**DATA ENTRIES**
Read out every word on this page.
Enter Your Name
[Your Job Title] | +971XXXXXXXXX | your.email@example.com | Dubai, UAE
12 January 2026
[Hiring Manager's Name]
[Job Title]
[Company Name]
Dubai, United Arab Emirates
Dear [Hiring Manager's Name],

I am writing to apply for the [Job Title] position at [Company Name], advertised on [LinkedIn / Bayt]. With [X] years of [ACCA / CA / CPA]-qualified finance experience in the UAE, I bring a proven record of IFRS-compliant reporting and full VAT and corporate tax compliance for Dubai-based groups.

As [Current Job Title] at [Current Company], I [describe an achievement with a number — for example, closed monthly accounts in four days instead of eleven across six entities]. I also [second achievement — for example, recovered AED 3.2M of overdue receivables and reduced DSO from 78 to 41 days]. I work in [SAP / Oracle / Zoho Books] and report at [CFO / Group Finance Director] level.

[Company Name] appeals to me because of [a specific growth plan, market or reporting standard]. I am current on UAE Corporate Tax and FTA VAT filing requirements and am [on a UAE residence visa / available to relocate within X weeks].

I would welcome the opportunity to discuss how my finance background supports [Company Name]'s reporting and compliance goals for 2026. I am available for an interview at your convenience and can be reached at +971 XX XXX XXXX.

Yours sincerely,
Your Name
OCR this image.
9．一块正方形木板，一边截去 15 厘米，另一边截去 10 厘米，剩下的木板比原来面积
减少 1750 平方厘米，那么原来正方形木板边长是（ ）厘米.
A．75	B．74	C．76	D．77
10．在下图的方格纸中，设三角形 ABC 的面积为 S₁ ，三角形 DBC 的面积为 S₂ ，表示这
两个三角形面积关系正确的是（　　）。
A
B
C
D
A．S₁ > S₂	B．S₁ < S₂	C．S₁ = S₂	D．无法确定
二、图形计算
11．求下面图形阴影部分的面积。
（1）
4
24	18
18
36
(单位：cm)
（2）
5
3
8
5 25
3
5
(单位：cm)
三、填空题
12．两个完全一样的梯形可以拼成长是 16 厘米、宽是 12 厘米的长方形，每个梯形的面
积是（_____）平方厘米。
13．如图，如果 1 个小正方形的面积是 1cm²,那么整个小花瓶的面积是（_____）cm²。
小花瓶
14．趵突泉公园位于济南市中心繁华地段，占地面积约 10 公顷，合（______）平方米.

**EXERCISE INSTRUCTIONS**
Take the line that contains "OCR this image." and every line after it through the end of the listing above, and repeat them exactly.

**EXPECTED OUTPUT**
OCR this image.
9．一块正方形木板，一边截去 15 厘米，另一边截去 10 厘米，剩下的木板比原来面积
减少 1750 平方厘米，那么原来正方形木板边长是（ ）厘米.
A．75	B．74	C．76	D．77
10．在下图的方格纸中，设三角形 ABC 的面积为 S₁ ，三角形 DBC 的面积为 S₂ ，表示这
两个三角形面积关系正确的是（　　）。
A
B
C
D
A．S₁ > S₂	B．S₁ < S₂	C．S₁ = S₂	D．无法确定
二、图形计算
11．求下面图形阴影部分的面积。
（1）
4
24	18
18
36
(单位：cm)
（2）
5
3
8
5 25
3
5
(单位：cm)
三、填空题
12．两个完全一样的梯形可以拼成长是 16 厘米、宽是 12 厘米的长方形，每个梯形的面
积是（_____）平方厘米。
13．如图，如果 1 个小正方形的面积是 1cm²,那么整个小花瓶的面积是（_____）cm²。
小花瓶
14．趵突泉公园位于济南市中心繁华地段，占地面积约 10 公顷，合（______）平方米.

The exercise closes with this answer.